#### DATA ENTRIES
──────────

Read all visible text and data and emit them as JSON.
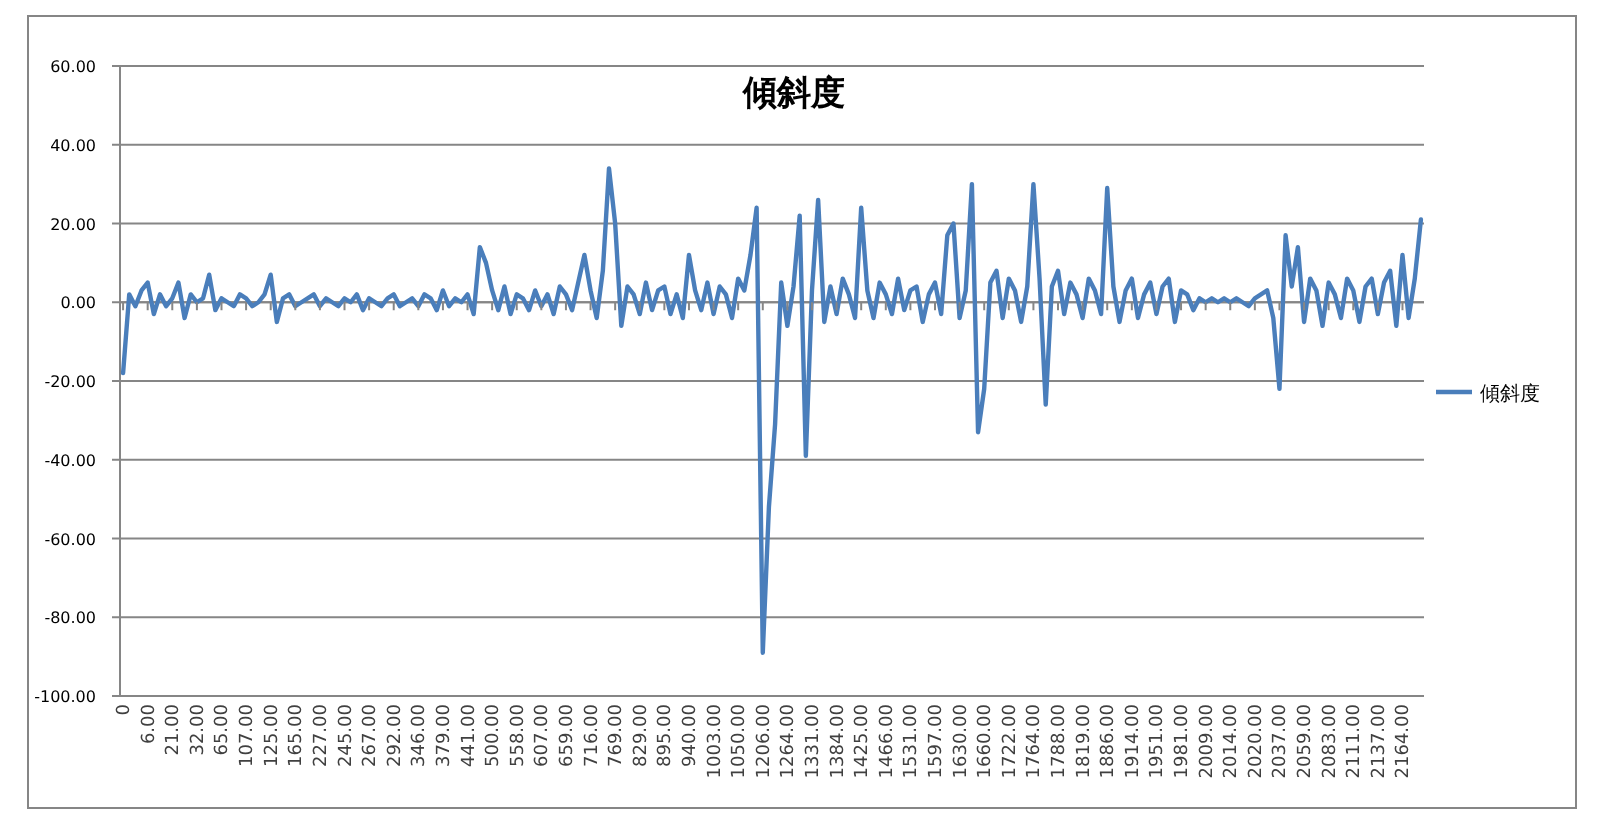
{
  "chart_data": {
    "type": "line",
    "title": "傾斜度",
    "categories": [
      "0",
      null,
      null,
      null,
      "6.00",
      null,
      null,
      null,
      "21.00",
      null,
      null,
      null,
      "32.00",
      null,
      null,
      null,
      "65.00",
      null,
      null,
      null,
      "107.00",
      null,
      null,
      null,
      "125.00",
      null,
      null,
      null,
      "165.00",
      null,
      null,
      null,
      "227.00",
      null,
      null,
      null,
      "245.00",
      null,
      null,
      null,
      "267.00",
      null,
      null,
      null,
      "292.00",
      null,
      null,
      null,
      "346.00",
      null,
      null,
      null,
      "379.00",
      null,
      null,
      null,
      "441.00",
      null,
      null,
      null,
      "500.00",
      null,
      null,
      null,
      "558.00",
      null,
      null,
      null,
      "607.00",
      null,
      null,
      null,
      "659.00",
      null,
      null,
      null,
      "716.00",
      null,
      null,
      null,
      "769.00",
      null,
      null,
      null,
      "829.00",
      null,
      null,
      null,
      "895.00",
      null,
      null,
      null,
      "940.00",
      null,
      null,
      null,
      "1003.00",
      null,
      null,
      null,
      "1050.00",
      null,
      null,
      null,
      "1206.00",
      null,
      null,
      null,
      "1264.00",
      null,
      null,
      null,
      "1331.00",
      null,
      null,
      null,
      "1384.00",
      null,
      null,
      null,
      "1425.00",
      null,
      null,
      null,
      "1466.00",
      null,
      null,
      null,
      "1531.00",
      null,
      null,
      null,
      "1597.00",
      null,
      null,
      null,
      "1630.00",
      null,
      null,
      null,
      "1660.00",
      null,
      null,
      null,
      "1722.00",
      null,
      null,
      null,
      "1764.00",
      null,
      null,
      null,
      "1788.00",
      null,
      null,
      null,
      "1819.00",
      null,
      null,
      null,
      "1886.00",
      null,
      null,
      null,
      "1914.00",
      null,
      null,
      null,
      "1951.00",
      null,
      null,
      null,
      "1981.00",
      null,
      null,
      null,
      "2009.00",
      null,
      null,
      null,
      "2014.00",
      null,
      null,
      null,
      "2020.00",
      null,
      null,
      null,
      "2037.00",
      null,
      null,
      null,
      "2059.00",
      null,
      null,
      null,
      "2083.00",
      null,
      null,
      null,
      "2111.00",
      null,
      null,
      null,
      "2137.00",
      null,
      null,
      null,
      "2164.00",
      null,
      null,
      null
    ],
    "series": [
      {
        "name": "傾斜度",
        "color": "#4a7ebb",
        "values": [
          -18,
          2,
          -1,
          3,
          5,
          -3,
          2,
          -1,
          1,
          5,
          -4,
          2,
          0,
          1,
          7,
          -2,
          1,
          0,
          -1,
          2,
          1,
          -1,
          0,
          2,
          7,
          -5,
          1,
          2,
          -1,
          0,
          1,
          2,
          -1,
          1,
          0,
          -1,
          1,
          0,
          2,
          -2,
          1,
          0,
          -1,
          1,
          2,
          -1,
          0,
          1,
          -1,
          2,
          1,
          -2,
          3,
          -1,
          1,
          0,
          2,
          -3,
          14,
          10,
          3,
          -2,
          4,
          -3,
          2,
          1,
          -2,
          3,
          -1,
          2,
          -3,
          4,
          2,
          -2,
          5,
          12,
          3,
          -4,
          8,
          34,
          20,
          -6,
          4,
          2,
          -3,
          5,
          -2,
          3,
          4,
          -3,
          2,
          -4,
          12,
          3,
          -2,
          5,
          -3,
          4,
          2,
          -4,
          6,
          3,
          12,
          24,
          -89,
          -52,
          -31,
          5,
          -6,
          4,
          22,
          -39,
          3,
          26,
          -5,
          4,
          -3,
          6,
          2,
          -4,
          24,
          3,
          -4,
          5,
          2,
          -3,
          6,
          -2,
          3,
          4,
          -5,
          2,
          5,
          -3,
          17,
          20,
          -4,
          3,
          30,
          -33,
          -22,
          5,
          8,
          -4,
          6,
          3,
          -5,
          4,
          30,
          6,
          -26,
          4,
          8,
          -3,
          5,
          2,
          -4,
          6,
          3,
          -3,
          29,
          4,
          -5,
          3,
          6,
          -4,
          2,
          5,
          -3,
          4,
          6,
          -5,
          3,
          2,
          -2,
          1,
          0,
          1,
          0,
          1,
          0,
          1,
          0,
          -1,
          1,
          2,
          3,
          -4,
          -22,
          17,
          4,
          14,
          -5,
          6,
          3,
          -6,
          5,
          2,
          -4,
          6,
          3,
          -5,
          4,
          6,
          -3,
          5,
          8,
          -6,
          12,
          -4,
          6,
          21
        ]
      }
    ],
    "ylim": [
      -100,
      60
    ],
    "yticks": [
      {
        "value": -100,
        "label": "-100.00"
      },
      {
        "value": -80,
        "label": "-80.00"
      },
      {
        "value": -60,
        "label": "-60.00"
      },
      {
        "value": -40,
        "label": "-40.00"
      },
      {
        "value": -20,
        "label": "-20.00"
      },
      {
        "value": 0,
        "label": "0.00"
      },
      {
        "value": 20,
        "label": "20.00"
      },
      {
        "value": 40,
        "label": "40.00"
      },
      {
        "value": 60,
        "label": "60.00"
      }
    ],
    "grid": "y",
    "legend": "right"
  }
}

──────────

#### WHAT IS BEING ASKED
All of the data needs repeating exactly, but the pictures do not.

#### RESPONSE
Read all visible text and data and emit them as JSON.
{
  "chart_data": {
    "type": "line",
    "title": "傾斜度",
    "categories": [
      "0",
      null,
      null,
      null,
      "6.00",
      null,
      null,
      null,
      "21.00",
      null,
      null,
      null,
      "32.00",
      null,
      null,
      null,
      "65.00",
      null,
      null,
      null,
      "107.00",
      null,
      null,
      null,
      "125.00",
      null,
      null,
      null,
      "165.00",
      null,
      null,
      null,
      "227.00",
      null,
      null,
      null,
      "245.00",
      null,
      null,
      null,
      "267.00",
      null,
      null,
      null,
      "292.00",
      null,
      null,
      null,
      "346.00",
      null,
      null,
      null,
      "379.00",
      null,
      null,
      null,
      "441.00",
      null,
      null,
      null,
      "500.00",
      null,
      null,
      null,
      "558.00",
      null,
      null,
      null,
      "607.00",
      null,
      null,
      null,
      "659.00",
      null,
      null,
      null,
      "716.00",
      null,
      null,
      null,
      "769.00",
      null,
      null,
      null,
      "829.00",
      null,
      null,
      null,
      "895.00",
      null,
      null,
      null,
      "940.00",
      null,
      null,
      null,
      "1003.00",
      null,
      null,
      null,
      "1050.00",
      null,
      null,
      null,
      "1206.00",
      null,
      null,
      null,
      "1264.00",
      null,
      null,
      null,
      "1331.00",
      null,
      null,
      null,
      "1384.00",
      null,
      null,
      null,
      "1425.00",
      null,
      null,
      null,
      "1466.00",
      null,
      null,
      null,
      "1531.00",
      null,
      null,
      null,
      "1597.00",
      null,
      null,
      null,
      "1630.00",
      null,
      null,
      null,
      "1660.00",
      null,
      null,
      null,
      "1722.00",
      null,
      null,
      null,
      "1764.00",
      null,
      null,
      null,
      "1788.00",
      null,
      null,
      null,
      "1819.00",
      null,
      null,
      null,
      "1886.00",
      null,
      null,
      null,
      "1914.00",
      null,
      null,
      null,
      "1951.00",
      null,
      null,
      null,
      "1981.00",
      null,
      null,
      null,
      "2009.00",
      null,
      null,
      null,
      "2014.00",
      null,
      null,
      null,
      "2020.00",
      null,
      null,
      null,
      "2037.00",
      null,
      null,
      null,
      "2059.00",
      null,
      null,
      null,
      "2083.00",
      null,
      null,
      null,
      "2111.00",
      null,
      null,
      null,
      "2137.00",
      null,
      null,
      null,
      "2164.00",
      null,
      null,
      null
    ],
    "series": [
      {
        "name": "傾斜度",
        "color": "#4a7ebb",
        "values": [
          -18,
          2,
          -1,
          3,
          5,
          -3,
          2,
          -1,
          1,
          5,
          -4,
          2,
          0,
          1,
          7,
          -2,
          1,
          0,
          -1,
          2,
          1,
          -1,
          0,
          2,
          7,
          -5,
          1,
          2,
          -1,
          0,
          1,
          2,
          -1,
          1,
          0,
          -1,
          1,
          0,
          2,
          -2,
          1,
          0,
          -1,
          1,
          2,
          -1,
          0,
          1,
          -1,
          2,
          1,
          -2,
          3,
          -1,
          1,
          0,
          2,
          -3,
          14,
          10,
          3,
          -2,
          4,
          -3,
          2,
          1,
          -2,
          3,
          -1,
          2,
          -3,
          4,
          2,
          -2,
          5,
          12,
          3,
          -4,
          8,
          34,
          20,
          -6,
          4,
          2,
          -3,
          5,
          -2,
          3,
          4,
          -3,
          2,
          -4,
          12,
          3,
          -2,
          5,
          -3,
          4,
          2,
          -4,
          6,
          3,
          12,
          24,
          -89,
          -52,
          -31,
          5,
          -6,
          4,
          22,
          -39,
          3,
          26,
          -5,
          4,
          -3,
          6,
          2,
          -4,
          24,
          3,
          -4,
          5,
          2,
          -3,
          6,
          -2,
          3,
          4,
          -5,
          2,
          5,
          -3,
          17,
          20,
          -4,
          3,
          30,
          -33,
          -22,
          5,
          8,
          -4,
          6,
          3,
          -5,
          4,
          30,
          6,
          -26,
          4,
          8,
          -3,
          5,
          2,
          -4,
          6,
          3,
          -3,
          29,
          4,
          -5,
          3,
          6,
          -4,
          2,
          5,
          -3,
          4,
          6,
          -5,
          3,
          2,
          -2,
          1,
          0,
          1,
          0,
          1,
          0,
          1,
          0,
          -1,
          1,
          2,
          3,
          -4,
          -22,
          17,
          4,
          14,
          -5,
          6,
          3,
          -6,
          5,
          2,
          -4,
          6,
          3,
          -5,
          4,
          6,
          -3,
          5,
          8,
          -6,
          12,
          -4,
          6,
          21
        ]
      }
    ],
    "ylim": [
      -100,
      60
    ],
    "yticks": [
      {
        "value": -100,
        "label": "-100.00"
      },
      {
        "value": -80,
        "label": "-80.00"
      },
      {
        "value": -60,
        "label": "-60.00"
      },
      {
        "value": -40,
        "label": "-40.00"
      },
      {
        "value": -20,
        "label": "-20.00"
      },
      {
        "value": 0,
        "label": "0.00"
      },
      {
        "value": 20,
        "label": "20.00"
      },
      {
        "value": 40,
        "label": "40.00"
      },
      {
        "value": 60,
        "label": "60.00"
      }
    ],
    "grid": "y",
    "legend": "right"
  }
}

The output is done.